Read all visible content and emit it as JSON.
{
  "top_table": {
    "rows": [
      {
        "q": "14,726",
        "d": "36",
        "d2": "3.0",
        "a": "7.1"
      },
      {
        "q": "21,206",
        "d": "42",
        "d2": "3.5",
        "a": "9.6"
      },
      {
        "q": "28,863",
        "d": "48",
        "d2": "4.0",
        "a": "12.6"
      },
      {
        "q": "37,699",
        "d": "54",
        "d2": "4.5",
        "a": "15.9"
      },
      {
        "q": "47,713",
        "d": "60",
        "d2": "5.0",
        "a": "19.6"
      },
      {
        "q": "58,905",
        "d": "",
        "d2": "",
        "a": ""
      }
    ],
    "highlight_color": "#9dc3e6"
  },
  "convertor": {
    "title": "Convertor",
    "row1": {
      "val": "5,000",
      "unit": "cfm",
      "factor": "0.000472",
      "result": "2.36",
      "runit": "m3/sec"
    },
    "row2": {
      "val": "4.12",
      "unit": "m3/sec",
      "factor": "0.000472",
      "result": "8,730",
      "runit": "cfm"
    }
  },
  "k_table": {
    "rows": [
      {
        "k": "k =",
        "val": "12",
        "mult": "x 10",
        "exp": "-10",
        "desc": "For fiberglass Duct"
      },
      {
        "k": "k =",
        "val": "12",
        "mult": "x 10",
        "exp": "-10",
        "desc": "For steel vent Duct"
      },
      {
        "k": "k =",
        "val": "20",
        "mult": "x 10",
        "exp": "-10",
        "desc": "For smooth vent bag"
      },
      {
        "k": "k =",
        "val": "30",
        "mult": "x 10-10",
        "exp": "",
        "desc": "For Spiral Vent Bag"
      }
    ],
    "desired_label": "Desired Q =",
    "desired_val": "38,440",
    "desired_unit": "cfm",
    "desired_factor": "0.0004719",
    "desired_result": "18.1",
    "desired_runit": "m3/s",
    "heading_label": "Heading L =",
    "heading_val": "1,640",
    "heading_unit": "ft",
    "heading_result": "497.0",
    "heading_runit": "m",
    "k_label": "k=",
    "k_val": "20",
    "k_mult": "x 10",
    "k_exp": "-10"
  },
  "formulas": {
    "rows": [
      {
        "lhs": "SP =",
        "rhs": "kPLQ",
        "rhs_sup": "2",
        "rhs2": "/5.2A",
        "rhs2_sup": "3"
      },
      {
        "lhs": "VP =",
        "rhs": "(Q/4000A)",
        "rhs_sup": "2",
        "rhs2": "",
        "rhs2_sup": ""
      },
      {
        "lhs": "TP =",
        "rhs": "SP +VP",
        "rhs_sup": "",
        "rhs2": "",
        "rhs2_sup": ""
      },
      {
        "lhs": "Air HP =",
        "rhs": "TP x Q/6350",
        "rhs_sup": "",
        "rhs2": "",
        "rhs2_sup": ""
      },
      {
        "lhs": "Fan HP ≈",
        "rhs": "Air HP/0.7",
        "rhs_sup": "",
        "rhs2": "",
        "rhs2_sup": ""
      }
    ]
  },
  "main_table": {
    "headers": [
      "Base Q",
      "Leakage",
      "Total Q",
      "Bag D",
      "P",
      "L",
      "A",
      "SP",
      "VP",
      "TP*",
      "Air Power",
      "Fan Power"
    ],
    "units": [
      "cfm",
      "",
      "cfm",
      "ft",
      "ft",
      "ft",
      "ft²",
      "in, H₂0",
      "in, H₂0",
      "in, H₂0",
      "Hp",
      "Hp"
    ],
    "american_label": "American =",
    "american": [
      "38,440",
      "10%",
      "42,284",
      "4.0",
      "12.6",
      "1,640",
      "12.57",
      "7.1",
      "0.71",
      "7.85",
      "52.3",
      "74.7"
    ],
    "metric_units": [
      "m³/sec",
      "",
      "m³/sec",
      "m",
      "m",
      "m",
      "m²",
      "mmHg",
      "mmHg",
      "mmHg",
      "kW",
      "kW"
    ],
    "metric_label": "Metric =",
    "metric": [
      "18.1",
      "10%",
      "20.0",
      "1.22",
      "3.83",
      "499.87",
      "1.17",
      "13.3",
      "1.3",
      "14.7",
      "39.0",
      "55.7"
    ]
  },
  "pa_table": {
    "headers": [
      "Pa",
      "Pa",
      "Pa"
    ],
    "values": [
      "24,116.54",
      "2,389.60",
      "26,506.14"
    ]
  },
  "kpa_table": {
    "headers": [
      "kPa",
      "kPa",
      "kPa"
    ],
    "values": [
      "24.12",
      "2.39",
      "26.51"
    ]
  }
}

- _What this task involves_
Reproduce each entry word for word.

- _Result for this exercise_
Read all visible content and emit it as JSON.
{
  "top_table": {
    "rows": [
      {
        "q": "14,726",
        "d": "36",
        "d2": "3.0",
        "a": "7.1"
      },
      {
        "q": "21,206",
        "d": "42",
        "d2": "3.5",
        "a": "9.6"
      },
      {
        "q": "28,863",
        "d": "48",
        "d2": "4.0",
        "a": "12.6"
      },
      {
        "q": "37,699",
        "d": "54",
        "d2": "4.5",
        "a": "15.9"
      },
      {
        "q": "47,713",
        "d": "60",
        "d2": "5.0",
        "a": "19.6"
      },
      {
        "q": "58,905",
        "d": "",
        "d2": "",
        "a": ""
      }
    ],
    "highlight_color": "#9dc3e6"
  },
  "convertor": {
    "title": "Convertor",
    "row1": {
      "val": "5,000",
      "unit": "cfm",
      "factor": "0.000472",
      "result": "2.36",
      "runit": "m3/sec"
    },
    "row2": {
      "val": "4.12",
      "unit": "m3/sec",
      "factor": "0.000472",
      "result": "8,730",
      "runit": "cfm"
    }
  },
  "k_table": {
    "rows": [
      {
        "k": "k =",
        "val": "12",
        "mult": "x 10",
        "exp": "-10",
        "desc": "For fiberglass Duct"
      },
      {
        "k": "k =",
        "val": "12",
        "mult": "x 10",
        "exp": "-10",
        "desc": "For steel vent Duct"
      },
      {
        "k": "k =",
        "val": "20",
        "mult": "x 10",
        "exp": "-10",
        "desc": "For smooth vent bag"
      },
      {
        "k": "k =",
        "val": "30",
        "mult": "x 10-10",
        "exp": "",
        "desc": "For Spiral Vent Bag"
      }
    ],
    "desired_label": "Desired Q =",
    "desired_val": "38,440",
    "desired_unit": "cfm",
    "desired_factor": "0.0004719",
    "desired_result": "18.1",
    "desired_runit": "m3/s",
    "heading_label": "Heading L =",
    "heading_val": "1,640",
    "heading_unit": "ft",
    "heading_result": "497.0",
    "heading_runit": "m",
    "k_label": "k=",
    "k_val": "20",
    "k_mult": "x 10",
    "k_exp": "-10"
  },
  "formulas": {
    "rows": [
      {
        "lhs": "SP =",
        "rhs": "kPLQ",
        "rhs_sup": "2",
        "rhs2": "/5.2A",
        "rhs2_sup": "3"
      },
      {
        "lhs": "VP =",
        "rhs": "(Q/4000A)",
        "rhs_sup": "2",
        "rhs2": "",
        "rhs2_sup": ""
      },
      {
        "lhs": "TP =",
        "rhs": "SP +VP",
        "rhs_sup": "",
        "rhs2": "",
        "rhs2_sup": ""
      },
      {
        "lhs": "Air HP =",
        "rhs": "TP x Q/6350",
        "rhs_sup": "",
        "rhs2": "",
        "rhs2_sup": ""
      },
      {
        "lhs": "Fan HP ≈",
        "rhs": "Air HP/0.7",
        "rhs_sup": "",
        "rhs2": "",
        "rhs2_sup": ""
      }
    ]
  },
  "main_table": {
    "headers": [
      "Base Q",
      "Leakage",
      "Total Q",
      "Bag D",
      "P",
      "L",
      "A",
      "SP",
      "VP",
      "TP*",
      "Air Power",
      "Fan Power"
    ],
    "units": [
      "cfm",
      "",
      "cfm",
      "ft",
      "ft",
      "ft",
      "ft²",
      "in, H₂0",
      "in, H₂0",
      "in, H₂0",
      "Hp",
      "Hp"
    ],
    "american_label": "American =",
    "american": [
      "38,440",
      "10%",
      "42,284",
      "4.0",
      "12.6",
      "1,640",
      "12.57",
      "7.1",
      "0.71",
      "7.85",
      "52.3",
      "74.7"
    ],
    "metric_units": [
      "m³/sec",
      "",
      "m³/sec",
      "m",
      "m",
      "m",
      "m²",
      "mmHg",
      "mmHg",
      "mmHg",
      "kW",
      "kW"
    ],
    "metric_label": "Metric =",
    "metric": [
      "18.1",
      "10%",
      "20.0",
      "1.22",
      "3.83",
      "499.87",
      "1.17",
      "13.3",
      "1.3",
      "14.7",
      "39.0",
      "55.7"
    ]
  },
  "pa_table": {
    "headers": [
      "Pa",
      "Pa",
      "Pa"
    ],
    "values": [
      "24,116.54",
      "2,389.60",
      "26,506.14"
    ]
  },
  "kpa_table": {
    "headers": [
      "kPa",
      "kPa",
      "kPa"
    ],
    "values": [
      "24.12",
      "2.39",
      "26.51"
    ]
  }
}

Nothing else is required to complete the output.